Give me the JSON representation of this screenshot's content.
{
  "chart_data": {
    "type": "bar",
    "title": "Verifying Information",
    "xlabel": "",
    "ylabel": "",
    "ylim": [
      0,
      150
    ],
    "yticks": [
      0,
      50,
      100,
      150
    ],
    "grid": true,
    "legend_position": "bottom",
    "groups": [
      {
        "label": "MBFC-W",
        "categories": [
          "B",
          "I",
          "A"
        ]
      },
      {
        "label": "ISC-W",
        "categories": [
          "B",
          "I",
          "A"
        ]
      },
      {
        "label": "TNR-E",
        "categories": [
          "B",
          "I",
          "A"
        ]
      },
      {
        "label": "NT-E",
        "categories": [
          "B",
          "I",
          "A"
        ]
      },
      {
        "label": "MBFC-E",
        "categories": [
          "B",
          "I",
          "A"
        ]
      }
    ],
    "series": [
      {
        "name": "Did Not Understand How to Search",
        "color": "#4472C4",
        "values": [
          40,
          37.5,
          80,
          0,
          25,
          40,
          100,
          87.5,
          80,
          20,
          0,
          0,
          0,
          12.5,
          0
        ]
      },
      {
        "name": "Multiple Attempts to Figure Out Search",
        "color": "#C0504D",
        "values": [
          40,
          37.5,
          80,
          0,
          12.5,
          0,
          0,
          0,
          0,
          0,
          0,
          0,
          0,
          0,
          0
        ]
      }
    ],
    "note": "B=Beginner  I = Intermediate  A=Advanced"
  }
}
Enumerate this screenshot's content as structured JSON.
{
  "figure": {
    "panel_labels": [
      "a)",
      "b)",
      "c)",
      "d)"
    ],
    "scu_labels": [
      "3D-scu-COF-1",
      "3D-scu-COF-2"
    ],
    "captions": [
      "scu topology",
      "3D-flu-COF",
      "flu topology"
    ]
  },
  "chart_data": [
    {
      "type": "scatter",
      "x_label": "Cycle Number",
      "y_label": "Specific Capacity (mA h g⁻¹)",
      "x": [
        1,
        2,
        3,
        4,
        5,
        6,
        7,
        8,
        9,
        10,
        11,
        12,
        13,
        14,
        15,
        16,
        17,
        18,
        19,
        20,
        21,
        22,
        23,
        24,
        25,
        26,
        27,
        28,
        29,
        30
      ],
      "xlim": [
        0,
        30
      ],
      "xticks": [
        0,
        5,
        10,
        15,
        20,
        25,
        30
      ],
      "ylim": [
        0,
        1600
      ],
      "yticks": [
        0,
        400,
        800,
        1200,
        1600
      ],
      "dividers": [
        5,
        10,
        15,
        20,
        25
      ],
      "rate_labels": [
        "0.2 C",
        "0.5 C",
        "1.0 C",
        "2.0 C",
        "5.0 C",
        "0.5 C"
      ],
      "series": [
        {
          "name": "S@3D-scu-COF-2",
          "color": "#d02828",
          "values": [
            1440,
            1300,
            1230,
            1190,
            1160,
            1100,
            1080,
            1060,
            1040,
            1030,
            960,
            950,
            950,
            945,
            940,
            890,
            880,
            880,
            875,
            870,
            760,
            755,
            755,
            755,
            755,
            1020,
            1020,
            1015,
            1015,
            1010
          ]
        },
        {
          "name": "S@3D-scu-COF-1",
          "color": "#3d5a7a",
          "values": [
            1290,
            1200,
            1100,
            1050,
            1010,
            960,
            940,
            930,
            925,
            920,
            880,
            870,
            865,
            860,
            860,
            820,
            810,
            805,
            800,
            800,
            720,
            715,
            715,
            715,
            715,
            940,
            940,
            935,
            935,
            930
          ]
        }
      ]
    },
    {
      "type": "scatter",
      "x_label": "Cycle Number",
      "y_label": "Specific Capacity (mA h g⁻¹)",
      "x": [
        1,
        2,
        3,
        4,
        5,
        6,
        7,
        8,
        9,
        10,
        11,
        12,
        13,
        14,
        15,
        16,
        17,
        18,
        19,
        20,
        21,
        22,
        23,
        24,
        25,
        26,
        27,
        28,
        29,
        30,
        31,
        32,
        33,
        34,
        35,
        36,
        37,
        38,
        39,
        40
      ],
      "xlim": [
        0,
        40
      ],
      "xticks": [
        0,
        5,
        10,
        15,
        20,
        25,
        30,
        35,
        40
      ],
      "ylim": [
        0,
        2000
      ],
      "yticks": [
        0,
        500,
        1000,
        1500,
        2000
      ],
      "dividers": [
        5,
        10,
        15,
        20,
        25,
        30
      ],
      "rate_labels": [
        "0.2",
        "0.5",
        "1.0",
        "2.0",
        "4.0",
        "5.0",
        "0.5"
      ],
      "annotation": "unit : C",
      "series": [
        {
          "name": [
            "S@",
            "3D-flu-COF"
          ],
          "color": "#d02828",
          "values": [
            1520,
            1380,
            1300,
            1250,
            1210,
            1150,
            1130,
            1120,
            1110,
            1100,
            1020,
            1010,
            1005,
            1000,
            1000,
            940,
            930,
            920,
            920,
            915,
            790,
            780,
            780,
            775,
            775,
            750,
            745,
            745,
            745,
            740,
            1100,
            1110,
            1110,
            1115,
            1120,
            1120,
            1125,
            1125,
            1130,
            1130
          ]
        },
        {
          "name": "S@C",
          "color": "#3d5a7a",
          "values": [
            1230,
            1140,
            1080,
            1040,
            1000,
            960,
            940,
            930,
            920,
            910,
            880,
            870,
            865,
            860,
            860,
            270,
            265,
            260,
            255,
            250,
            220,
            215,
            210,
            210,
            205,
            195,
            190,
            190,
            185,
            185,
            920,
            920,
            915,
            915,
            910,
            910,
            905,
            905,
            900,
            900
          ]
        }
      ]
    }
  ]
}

___

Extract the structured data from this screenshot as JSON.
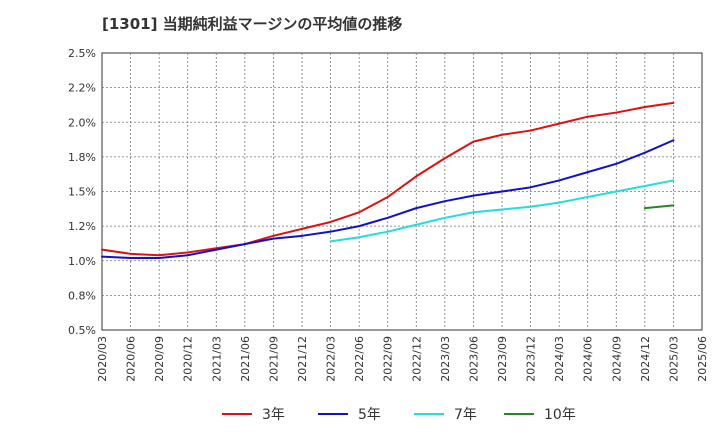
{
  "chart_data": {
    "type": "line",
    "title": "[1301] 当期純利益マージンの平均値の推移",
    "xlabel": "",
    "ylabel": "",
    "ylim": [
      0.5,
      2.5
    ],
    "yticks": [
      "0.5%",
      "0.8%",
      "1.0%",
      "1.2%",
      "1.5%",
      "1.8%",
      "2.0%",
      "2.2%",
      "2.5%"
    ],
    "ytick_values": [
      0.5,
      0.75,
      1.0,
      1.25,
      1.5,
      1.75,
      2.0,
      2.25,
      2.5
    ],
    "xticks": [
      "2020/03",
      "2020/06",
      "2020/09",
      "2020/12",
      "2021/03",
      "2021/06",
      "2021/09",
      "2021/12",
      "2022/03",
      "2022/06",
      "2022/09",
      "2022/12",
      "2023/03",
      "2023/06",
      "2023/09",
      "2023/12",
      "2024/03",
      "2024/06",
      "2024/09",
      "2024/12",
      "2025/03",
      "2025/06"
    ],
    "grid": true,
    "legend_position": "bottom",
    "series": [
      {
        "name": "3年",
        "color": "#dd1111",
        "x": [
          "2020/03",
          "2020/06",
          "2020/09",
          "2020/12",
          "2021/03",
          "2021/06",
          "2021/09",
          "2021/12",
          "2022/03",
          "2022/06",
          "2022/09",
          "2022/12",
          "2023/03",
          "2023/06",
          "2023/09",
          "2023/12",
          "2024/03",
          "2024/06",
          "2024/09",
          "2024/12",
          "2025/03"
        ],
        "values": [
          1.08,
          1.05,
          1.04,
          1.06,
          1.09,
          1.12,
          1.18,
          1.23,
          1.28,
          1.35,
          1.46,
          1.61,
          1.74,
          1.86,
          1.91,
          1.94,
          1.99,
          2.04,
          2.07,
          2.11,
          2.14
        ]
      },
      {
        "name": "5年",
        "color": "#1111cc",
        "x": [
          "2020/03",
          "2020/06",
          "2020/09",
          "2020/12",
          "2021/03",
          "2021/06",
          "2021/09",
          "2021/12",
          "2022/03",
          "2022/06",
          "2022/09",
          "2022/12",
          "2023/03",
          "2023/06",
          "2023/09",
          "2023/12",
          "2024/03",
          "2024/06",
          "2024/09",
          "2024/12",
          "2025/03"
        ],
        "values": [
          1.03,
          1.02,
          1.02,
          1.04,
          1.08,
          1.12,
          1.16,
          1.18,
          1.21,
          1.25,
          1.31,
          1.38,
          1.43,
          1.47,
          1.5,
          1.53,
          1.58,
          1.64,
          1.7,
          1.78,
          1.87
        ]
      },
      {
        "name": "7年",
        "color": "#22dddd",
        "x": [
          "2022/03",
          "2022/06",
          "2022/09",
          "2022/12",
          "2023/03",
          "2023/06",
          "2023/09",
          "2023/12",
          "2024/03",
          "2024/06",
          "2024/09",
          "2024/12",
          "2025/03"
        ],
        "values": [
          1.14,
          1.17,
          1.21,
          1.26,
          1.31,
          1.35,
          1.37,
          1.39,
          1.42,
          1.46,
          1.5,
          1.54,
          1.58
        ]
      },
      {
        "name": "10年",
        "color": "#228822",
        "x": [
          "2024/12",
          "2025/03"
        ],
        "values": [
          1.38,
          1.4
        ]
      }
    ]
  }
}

___

- Goal -
Identify each line of the material where the word "Search" shows up, and copy it.

- Complete output -
        "name": "Did Not Understand How to Search",
        "name": "Multiple Attempts to Figure Out Search",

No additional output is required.